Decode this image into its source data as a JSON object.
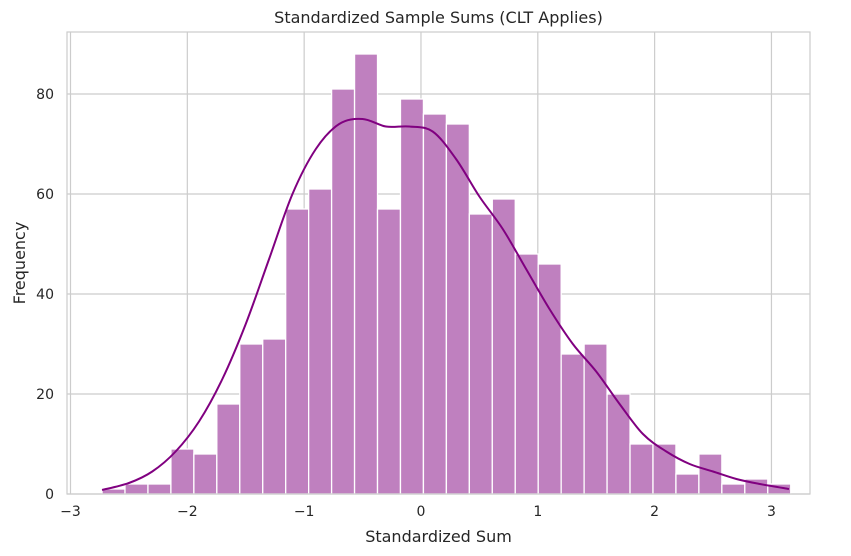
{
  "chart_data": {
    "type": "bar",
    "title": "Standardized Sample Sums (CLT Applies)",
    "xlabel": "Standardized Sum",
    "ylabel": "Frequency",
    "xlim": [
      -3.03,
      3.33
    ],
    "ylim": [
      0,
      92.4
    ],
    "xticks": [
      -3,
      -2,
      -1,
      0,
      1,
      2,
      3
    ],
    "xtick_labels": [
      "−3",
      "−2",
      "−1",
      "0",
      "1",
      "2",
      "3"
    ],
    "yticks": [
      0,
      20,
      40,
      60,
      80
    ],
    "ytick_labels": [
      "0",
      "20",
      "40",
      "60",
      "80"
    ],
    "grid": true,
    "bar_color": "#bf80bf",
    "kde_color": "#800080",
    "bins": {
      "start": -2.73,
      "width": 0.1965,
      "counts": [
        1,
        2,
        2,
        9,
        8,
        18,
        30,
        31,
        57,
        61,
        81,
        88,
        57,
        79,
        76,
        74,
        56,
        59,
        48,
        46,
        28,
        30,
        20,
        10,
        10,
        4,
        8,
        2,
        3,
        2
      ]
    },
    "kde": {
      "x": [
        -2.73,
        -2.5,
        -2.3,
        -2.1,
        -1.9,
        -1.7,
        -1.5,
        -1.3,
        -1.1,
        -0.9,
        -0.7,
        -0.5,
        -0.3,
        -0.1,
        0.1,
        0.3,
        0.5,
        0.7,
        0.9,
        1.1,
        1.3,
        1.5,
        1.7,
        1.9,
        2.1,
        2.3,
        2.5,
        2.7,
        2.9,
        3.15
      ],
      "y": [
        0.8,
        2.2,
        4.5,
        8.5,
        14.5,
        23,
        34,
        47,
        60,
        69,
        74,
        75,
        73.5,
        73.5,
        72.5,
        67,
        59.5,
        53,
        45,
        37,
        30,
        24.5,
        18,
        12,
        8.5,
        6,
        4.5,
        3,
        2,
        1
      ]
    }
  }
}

━━━━━━

> **WHAT YOU ARE ASKED TO DO**
For this exercise, gather every line of the data that contains the word "Standardized".

> **THE REPLY**
    "title": "Standardized Sample Sums (CLT Applies)",
    "xlabel": "Standardized Sum",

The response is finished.